▶ **Task brief**: Restate the full set of records exactly, word for word.

▶ **Records provided**:
========================
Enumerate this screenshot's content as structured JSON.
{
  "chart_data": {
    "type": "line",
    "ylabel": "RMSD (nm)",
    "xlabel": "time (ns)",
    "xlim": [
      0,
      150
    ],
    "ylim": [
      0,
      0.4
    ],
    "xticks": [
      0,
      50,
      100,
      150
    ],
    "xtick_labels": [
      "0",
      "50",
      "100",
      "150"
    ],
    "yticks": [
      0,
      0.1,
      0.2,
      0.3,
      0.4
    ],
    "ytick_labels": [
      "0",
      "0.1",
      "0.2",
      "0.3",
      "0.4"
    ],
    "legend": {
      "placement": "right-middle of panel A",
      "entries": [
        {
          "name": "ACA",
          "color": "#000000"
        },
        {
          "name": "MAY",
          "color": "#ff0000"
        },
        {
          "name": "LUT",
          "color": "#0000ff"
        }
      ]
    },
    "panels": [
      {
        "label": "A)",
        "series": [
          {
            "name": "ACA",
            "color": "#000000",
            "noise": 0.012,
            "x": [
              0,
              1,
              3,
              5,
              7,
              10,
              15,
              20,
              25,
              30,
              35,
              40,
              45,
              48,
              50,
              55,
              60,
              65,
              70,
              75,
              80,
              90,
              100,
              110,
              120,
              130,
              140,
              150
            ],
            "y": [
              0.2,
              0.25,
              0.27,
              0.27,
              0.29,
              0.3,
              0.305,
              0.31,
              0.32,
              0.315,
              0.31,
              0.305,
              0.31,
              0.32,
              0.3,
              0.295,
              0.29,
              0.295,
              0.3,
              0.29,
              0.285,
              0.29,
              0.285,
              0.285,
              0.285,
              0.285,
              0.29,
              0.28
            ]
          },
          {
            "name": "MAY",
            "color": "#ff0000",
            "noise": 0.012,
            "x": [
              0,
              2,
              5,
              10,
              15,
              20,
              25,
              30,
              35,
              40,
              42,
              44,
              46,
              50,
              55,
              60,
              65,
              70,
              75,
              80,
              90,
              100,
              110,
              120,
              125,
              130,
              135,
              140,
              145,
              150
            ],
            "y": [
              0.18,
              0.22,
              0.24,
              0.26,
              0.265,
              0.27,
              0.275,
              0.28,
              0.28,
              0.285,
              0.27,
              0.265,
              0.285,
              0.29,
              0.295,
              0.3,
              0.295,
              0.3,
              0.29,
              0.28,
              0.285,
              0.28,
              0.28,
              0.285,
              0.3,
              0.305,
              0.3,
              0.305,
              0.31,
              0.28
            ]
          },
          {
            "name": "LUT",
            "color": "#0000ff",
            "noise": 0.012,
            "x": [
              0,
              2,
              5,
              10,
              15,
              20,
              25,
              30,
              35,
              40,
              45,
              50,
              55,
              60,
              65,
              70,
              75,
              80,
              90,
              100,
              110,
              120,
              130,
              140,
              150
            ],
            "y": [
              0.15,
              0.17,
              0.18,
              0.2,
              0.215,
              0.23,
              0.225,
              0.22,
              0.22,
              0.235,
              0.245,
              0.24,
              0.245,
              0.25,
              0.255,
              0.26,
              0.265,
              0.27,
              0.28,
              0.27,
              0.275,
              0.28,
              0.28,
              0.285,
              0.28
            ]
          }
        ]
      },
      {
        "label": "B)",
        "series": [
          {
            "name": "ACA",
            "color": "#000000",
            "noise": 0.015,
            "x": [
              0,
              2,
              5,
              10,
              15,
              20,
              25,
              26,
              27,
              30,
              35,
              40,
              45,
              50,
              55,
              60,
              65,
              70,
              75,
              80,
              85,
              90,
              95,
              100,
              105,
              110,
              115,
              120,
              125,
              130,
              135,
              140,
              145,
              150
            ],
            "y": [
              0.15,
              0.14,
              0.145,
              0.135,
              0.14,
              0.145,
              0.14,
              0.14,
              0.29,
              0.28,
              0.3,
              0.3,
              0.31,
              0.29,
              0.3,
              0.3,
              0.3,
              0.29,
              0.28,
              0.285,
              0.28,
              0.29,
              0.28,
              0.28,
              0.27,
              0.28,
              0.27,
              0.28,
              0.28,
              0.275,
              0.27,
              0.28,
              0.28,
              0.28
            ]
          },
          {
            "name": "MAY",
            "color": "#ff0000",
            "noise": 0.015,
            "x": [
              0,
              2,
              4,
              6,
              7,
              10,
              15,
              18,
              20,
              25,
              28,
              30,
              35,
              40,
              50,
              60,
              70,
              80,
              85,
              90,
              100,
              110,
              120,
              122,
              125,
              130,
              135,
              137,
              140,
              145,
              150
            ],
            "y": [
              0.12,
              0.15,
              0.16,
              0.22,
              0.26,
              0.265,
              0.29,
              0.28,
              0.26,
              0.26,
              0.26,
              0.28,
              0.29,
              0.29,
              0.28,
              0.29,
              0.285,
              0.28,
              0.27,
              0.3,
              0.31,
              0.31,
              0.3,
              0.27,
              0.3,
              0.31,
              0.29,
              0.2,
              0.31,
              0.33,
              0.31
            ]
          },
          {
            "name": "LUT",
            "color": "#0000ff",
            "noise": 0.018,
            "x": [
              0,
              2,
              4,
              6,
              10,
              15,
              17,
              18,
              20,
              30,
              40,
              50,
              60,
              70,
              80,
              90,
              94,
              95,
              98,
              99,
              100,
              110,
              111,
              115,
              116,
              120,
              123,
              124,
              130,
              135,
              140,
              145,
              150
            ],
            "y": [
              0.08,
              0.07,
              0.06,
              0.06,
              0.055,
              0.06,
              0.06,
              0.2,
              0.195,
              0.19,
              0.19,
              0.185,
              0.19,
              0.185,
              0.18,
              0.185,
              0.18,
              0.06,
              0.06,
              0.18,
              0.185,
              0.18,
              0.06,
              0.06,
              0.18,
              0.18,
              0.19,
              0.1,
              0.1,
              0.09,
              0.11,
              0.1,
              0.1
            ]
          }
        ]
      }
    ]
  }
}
========================
▶ **Written response**:
Enumerate this screenshot's content as structured JSON.
{
  "chart_data": {
    "type": "line",
    "ylabel": "RMSD (nm)",
    "xlabel": "time (ns)",
    "xlim": [
      0,
      150
    ],
    "ylim": [
      0,
      0.4
    ],
    "xticks": [
      0,
      50,
      100,
      150
    ],
    "xtick_labels": [
      "0",
      "50",
      "100",
      "150"
    ],
    "yticks": [
      0,
      0.1,
      0.2,
      0.3,
      0.4
    ],
    "ytick_labels": [
      "0",
      "0.1",
      "0.2",
      "0.3",
      "0.4"
    ],
    "legend": {
      "placement": "right-middle of panel A",
      "entries": [
        {
          "name": "ACA",
          "color": "#000000"
        },
        {
          "name": "MAY",
          "color": "#ff0000"
        },
        {
          "name": "LUT",
          "color": "#0000ff"
        }
      ]
    },
    "panels": [
      {
        "label": "A)",
        "series": [
          {
            "name": "ACA",
            "color": "#000000",
            "noise": 0.012,
            "x": [
              0,
              1,
              3,
              5,
              7,
              10,
              15,
              20,
              25,
              30,
              35,
              40,
              45,
              48,
              50,
              55,
              60,
              65,
              70,
              75,
              80,
              90,
              100,
              110,
              120,
              130,
              140,
              150
            ],
            "y": [
              0.2,
              0.25,
              0.27,
              0.27,
              0.29,
              0.3,
              0.305,
              0.31,
              0.32,
              0.315,
              0.31,
              0.305,
              0.31,
              0.32,
              0.3,
              0.295,
              0.29,
              0.295,
              0.3,
              0.29,
              0.285,
              0.29,
              0.285,
              0.285,
              0.285,
              0.285,
              0.29,
              0.28
            ]
          },
          {
            "name": "MAY",
            "color": "#ff0000",
            "noise": 0.012,
            "x": [
              0,
              2,
              5,
              10,
              15,
              20,
              25,
              30,
              35,
              40,
              42,
              44,
              46,
              50,
              55,
              60,
              65,
              70,
              75,
              80,
              90,
              100,
              110,
              120,
              125,
              130,
              135,
              140,
              145,
              150
            ],
            "y": [
              0.18,
              0.22,
              0.24,
              0.26,
              0.265,
              0.27,
              0.275,
              0.28,
              0.28,
              0.285,
              0.27,
              0.265,
              0.285,
              0.29,
              0.295,
              0.3,
              0.295,
              0.3,
              0.29,
              0.28,
              0.285,
              0.28,
              0.28,
              0.285,
              0.3,
              0.305,
              0.3,
              0.305,
              0.31,
              0.28
            ]
          },
          {
            "name": "LUT",
            "color": "#0000ff",
            "noise": 0.012,
            "x": [
              0,
              2,
              5,
              10,
              15,
              20,
              25,
              30,
              35,
              40,
              45,
              50,
              55,
              60,
              65,
              70,
              75,
              80,
              90,
              100,
              110,
              120,
              130,
              140,
              150
            ],
            "y": [
              0.15,
              0.17,
              0.18,
              0.2,
              0.215,
              0.23,
              0.225,
              0.22,
              0.22,
              0.235,
              0.245,
              0.24,
              0.245,
              0.25,
              0.255,
              0.26,
              0.265,
              0.27,
              0.28,
              0.27,
              0.275,
              0.28,
              0.28,
              0.285,
              0.28
            ]
          }
        ]
      },
      {
        "label": "B)",
        "series": [
          {
            "name": "ACA",
            "color": "#000000",
            "noise": 0.015,
            "x": [
              0,
              2,
              5,
              10,
              15,
              20,
              25,
              26,
              27,
              30,
              35,
              40,
              45,
              50,
              55,
              60,
              65,
              70,
              75,
              80,
              85,
              90,
              95,
              100,
              105,
              110,
              115,
              120,
              125,
              130,
              135,
              140,
              145,
              150
            ],
            "y": [
              0.15,
              0.14,
              0.145,
              0.135,
              0.14,
              0.145,
              0.14,
              0.14,
              0.29,
              0.28,
              0.3,
              0.3,
              0.31,
              0.29,
              0.3,
              0.3,
              0.3,
              0.29,
              0.28,
              0.285,
              0.28,
              0.29,
              0.28,
              0.28,
              0.27,
              0.28,
              0.27,
              0.28,
              0.28,
              0.275,
              0.27,
              0.28,
              0.28,
              0.28
            ]
          },
          {
            "name": "MAY",
            "color": "#ff0000",
            "noise": 0.015,
            "x": [
              0,
              2,
              4,
              6,
              7,
              10,
              15,
              18,
              20,
              25,
              28,
              30,
              35,
              40,
              50,
              60,
              70,
              80,
              85,
              90,
              100,
              110,
              120,
              122,
              125,
              130,
              135,
              137,
              140,
              145,
              150
            ],
            "y": [
              0.12,
              0.15,
              0.16,
              0.22,
              0.26,
              0.265,
              0.29,
              0.28,
              0.26,
              0.26,
              0.26,
              0.28,
              0.29,
              0.29,
              0.28,
              0.29,
              0.285,
              0.28,
              0.27,
              0.3,
              0.31,
              0.31,
              0.3,
              0.27,
              0.3,
              0.31,
              0.29,
              0.2,
              0.31,
              0.33,
              0.31
            ]
          },
          {
            "name": "LUT",
            "color": "#0000ff",
            "noise": 0.018,
            "x": [
              0,
              2,
              4,
              6,
              10,
              15,
              17,
              18,
              20,
              30,
              40,
              50,
              60,
              70,
              80,
              90,
              94,
              95,
              98,
              99,
              100,
              110,
              111,
              115,
              116,
              120,
              123,
              124,
              130,
              135,
              140,
              145,
              150
            ],
            "y": [
              0.08,
              0.07,
              0.06,
              0.06,
              0.055,
              0.06,
              0.06,
              0.2,
              0.195,
              0.19,
              0.19,
              0.185,
              0.19,
              0.185,
              0.18,
              0.185,
              0.18,
              0.06,
              0.06,
              0.18,
              0.185,
              0.18,
              0.06,
              0.06,
              0.18,
              0.18,
              0.19,
              0.1,
              0.1,
              0.09,
              0.11,
              0.1,
              0.1
            ]
          }
        ]
      }
    ]
  }
}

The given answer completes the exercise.